* **RECORDS**
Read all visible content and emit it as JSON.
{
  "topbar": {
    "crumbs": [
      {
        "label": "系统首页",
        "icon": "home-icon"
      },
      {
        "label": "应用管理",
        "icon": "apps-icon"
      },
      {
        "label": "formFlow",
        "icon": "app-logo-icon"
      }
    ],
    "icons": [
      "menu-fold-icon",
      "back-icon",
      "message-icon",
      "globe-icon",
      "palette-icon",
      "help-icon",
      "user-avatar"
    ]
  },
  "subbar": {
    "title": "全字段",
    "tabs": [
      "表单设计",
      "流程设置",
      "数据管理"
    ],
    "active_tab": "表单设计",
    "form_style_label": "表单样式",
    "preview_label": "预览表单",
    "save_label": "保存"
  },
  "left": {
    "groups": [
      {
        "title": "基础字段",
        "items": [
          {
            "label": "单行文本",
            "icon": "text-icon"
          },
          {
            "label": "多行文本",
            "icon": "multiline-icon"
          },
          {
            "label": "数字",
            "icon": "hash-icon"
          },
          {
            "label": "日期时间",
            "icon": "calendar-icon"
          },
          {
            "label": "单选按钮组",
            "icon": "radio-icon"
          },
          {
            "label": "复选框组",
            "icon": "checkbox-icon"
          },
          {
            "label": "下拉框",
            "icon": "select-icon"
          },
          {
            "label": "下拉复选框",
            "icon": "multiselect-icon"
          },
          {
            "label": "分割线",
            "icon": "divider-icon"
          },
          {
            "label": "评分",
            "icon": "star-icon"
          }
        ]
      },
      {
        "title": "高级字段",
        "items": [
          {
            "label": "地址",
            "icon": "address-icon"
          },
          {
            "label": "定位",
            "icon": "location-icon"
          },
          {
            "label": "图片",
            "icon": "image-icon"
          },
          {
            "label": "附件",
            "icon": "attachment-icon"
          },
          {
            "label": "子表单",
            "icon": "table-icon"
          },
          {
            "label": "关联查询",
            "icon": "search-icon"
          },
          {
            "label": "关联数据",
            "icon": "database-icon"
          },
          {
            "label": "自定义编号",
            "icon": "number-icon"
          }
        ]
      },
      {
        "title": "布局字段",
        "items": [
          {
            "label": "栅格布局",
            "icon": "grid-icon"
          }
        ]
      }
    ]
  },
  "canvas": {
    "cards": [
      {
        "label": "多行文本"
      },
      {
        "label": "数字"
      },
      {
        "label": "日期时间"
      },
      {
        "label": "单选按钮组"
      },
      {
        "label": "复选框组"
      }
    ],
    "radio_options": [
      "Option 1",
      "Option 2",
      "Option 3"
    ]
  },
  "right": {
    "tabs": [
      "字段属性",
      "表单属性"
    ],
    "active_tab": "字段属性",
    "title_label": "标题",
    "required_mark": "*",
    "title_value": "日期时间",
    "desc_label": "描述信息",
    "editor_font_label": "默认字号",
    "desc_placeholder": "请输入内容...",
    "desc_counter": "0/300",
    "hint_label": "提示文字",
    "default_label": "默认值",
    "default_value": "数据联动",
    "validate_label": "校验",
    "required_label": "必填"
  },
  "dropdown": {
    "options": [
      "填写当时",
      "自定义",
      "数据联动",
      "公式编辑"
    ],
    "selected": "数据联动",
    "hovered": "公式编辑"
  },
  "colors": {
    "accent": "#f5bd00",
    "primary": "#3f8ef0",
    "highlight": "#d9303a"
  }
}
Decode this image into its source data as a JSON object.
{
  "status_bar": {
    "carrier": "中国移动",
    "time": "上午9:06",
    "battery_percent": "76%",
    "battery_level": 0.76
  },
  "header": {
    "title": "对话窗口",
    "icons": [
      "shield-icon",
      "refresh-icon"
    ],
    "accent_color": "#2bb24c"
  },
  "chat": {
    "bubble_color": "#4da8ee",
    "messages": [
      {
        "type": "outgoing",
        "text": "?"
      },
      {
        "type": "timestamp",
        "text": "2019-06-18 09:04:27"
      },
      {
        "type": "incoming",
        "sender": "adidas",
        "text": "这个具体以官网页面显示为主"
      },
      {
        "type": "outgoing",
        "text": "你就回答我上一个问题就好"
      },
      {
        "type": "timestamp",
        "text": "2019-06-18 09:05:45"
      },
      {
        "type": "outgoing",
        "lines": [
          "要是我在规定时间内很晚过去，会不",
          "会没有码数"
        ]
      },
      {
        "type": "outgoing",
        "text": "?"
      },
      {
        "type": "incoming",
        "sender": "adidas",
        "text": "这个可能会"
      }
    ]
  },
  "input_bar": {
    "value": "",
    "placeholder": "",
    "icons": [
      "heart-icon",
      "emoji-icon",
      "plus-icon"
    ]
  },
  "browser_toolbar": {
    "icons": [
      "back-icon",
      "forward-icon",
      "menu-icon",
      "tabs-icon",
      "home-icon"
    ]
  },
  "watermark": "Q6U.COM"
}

* **PROBLEM TO SOLVE**
All of the lines above need to be given again exactly.

* **SOLUTION TO THIS TASK**
Read all visible content and emit it as JSON.
{
  "topbar": {
    "crumbs": [
      {
        "label": "系统首页",
        "icon": "home-icon"
      },
      {
        "label": "应用管理",
        "icon": "apps-icon"
      },
      {
        "label": "formFlow",
        "icon": "app-logo-icon"
      }
    ],
    "icons": [
      "menu-fold-icon",
      "back-icon",
      "message-icon",
      "globe-icon",
      "palette-icon",
      "help-icon",
      "user-avatar"
    ]
  },
  "subbar": {
    "title": "全字段",
    "tabs": [
      "表单设计",
      "流程设置",
      "数据管理"
    ],
    "active_tab": "表单设计",
    "form_style_label": "表单样式",
    "preview_label": "预览表单",
    "save_label": "保存"
  },
  "left": {
    "groups": [
      {
        "title": "基础字段",
        "items": [
          {
            "label": "单行文本",
            "icon": "text-icon"
          },
          {
            "label": "多行文本",
            "icon": "multiline-icon"
          },
          {
            "label": "数字",
            "icon": "hash-icon"
          },
          {
            "label": "日期时间",
            "icon": "calendar-icon"
          },
          {
            "label": "单选按钮组",
            "icon": "radio-icon"
          },
          {
            "label": "复选框组",
            "icon": "checkbox-icon"
          },
          {
            "label": "下拉框",
            "icon": "select-icon"
          },
          {
            "label": "下拉复选框",
            "icon": "multiselect-icon"
          },
          {
            "label": "分割线",
            "icon": "divider-icon"
          },
          {
            "label": "评分",
            "icon": "star-icon"
          }
        ]
      },
      {
        "title": "高级字段",
        "items": [
          {
            "label": "地址",
            "icon": "address-icon"
          },
          {
            "label": "定位",
            "icon": "location-icon"
          },
          {
            "label": "图片",
            "icon": "image-icon"
          },
          {
            "label": "附件",
            "icon": "attachment-icon"
          },
          {
            "label": "子表单",
            "icon": "table-icon"
          },
          {
            "label": "关联查询",
            "icon": "search-icon"
          },
          {
            "label": "关联数据",
            "icon": "database-icon"
          },
          {
            "label": "自定义编号",
            "icon": "number-icon"
          }
        ]
      },
      {
        "title": "布局字段",
        "items": [
          {
            "label": "栅格布局",
            "icon": "grid-icon"
          }
        ]
      }
    ]
  },
  "canvas": {
    "cards": [
      {
        "label": "多行文本"
      },
      {
        "label": "数字"
      },
      {
        "label": "日期时间"
      },
      {
        "label": "单选按钮组"
      },
      {
        "label": "复选框组"
      }
    ],
    "radio_options": [
      "Option 1",
      "Option 2",
      "Option 3"
    ]
  },
  "right": {
    "tabs": [
      "字段属性",
      "表单属性"
    ],
    "active_tab": "字段属性",
    "title_label": "标题",
    "required_mark": "*",
    "title_value": "日期时间",
    "desc_label": "描述信息",
    "editor_font_label": "默认字号",
    "desc_placeholder": "请输入内容...",
    "desc_counter": "0/300",
    "hint_label": "提示文字",
    "default_label": "默认值",
    "default_value": "数据联动",
    "validate_label": "校验",
    "required_label": "必填"
  },
  "dropdown": {
    "options": [
      "填写当时",
      "自定义",
      "数据联动",
      "公式编辑"
    ],
    "selected": "数据联动",
    "hovered": "公式编辑"
  },
  "colors": {
    "accent": "#f5bd00",
    "primary": "#3f8ef0",
    "highlight": "#d9303a"
  }
}
Decode this image into its source data as a JSON object.
{
  "status_bar": {
    "carrier": "中国移动",
    "time": "上午9:06",
    "battery_percent": "76%",
    "battery_level": 0.76
  },
  "header": {
    "title": "对话窗口",
    "icons": [
      "shield-icon",
      "refresh-icon"
    ],
    "accent_color": "#2bb24c"
  },
  "chat": {
    "bubble_color": "#4da8ee",
    "messages": [
      {
        "type": "outgoing",
        "text": "?"
      },
      {
        "type": "timestamp",
        "text": "2019-06-18 09:04:27"
      },
      {
        "type": "incoming",
        "sender": "adidas",
        "text": "这个具体以官网页面显示为主"
      },
      {
        "type": "outgoing",
        "text": "你就回答我上一个问题就好"
      },
      {
        "type": "timestamp",
        "text": "2019-06-18 09:05:45"
      },
      {
        "type": "outgoing",
        "lines": [
          "要是我在规定时间内很晚过去，会不",
          "会没有码数"
        ]
      },
      {
        "type": "outgoing",
        "text": "?"
      },
      {
        "type": "incoming",
        "sender": "adidas",
        "text": "这个可能会"
      }
    ]
  },
  "input_bar": {
    "value": "",
    "placeholder": "",
    "icons": [
      "heart-icon",
      "emoji-icon",
      "plus-icon"
    ]
  },
  "browser_toolbar": {
    "icons": [
      "back-icon",
      "forward-icon",
      "menu-icon",
      "tabs-icon",
      "home-icon"
    ]
  },
  "watermark": "Q6U.COM"
}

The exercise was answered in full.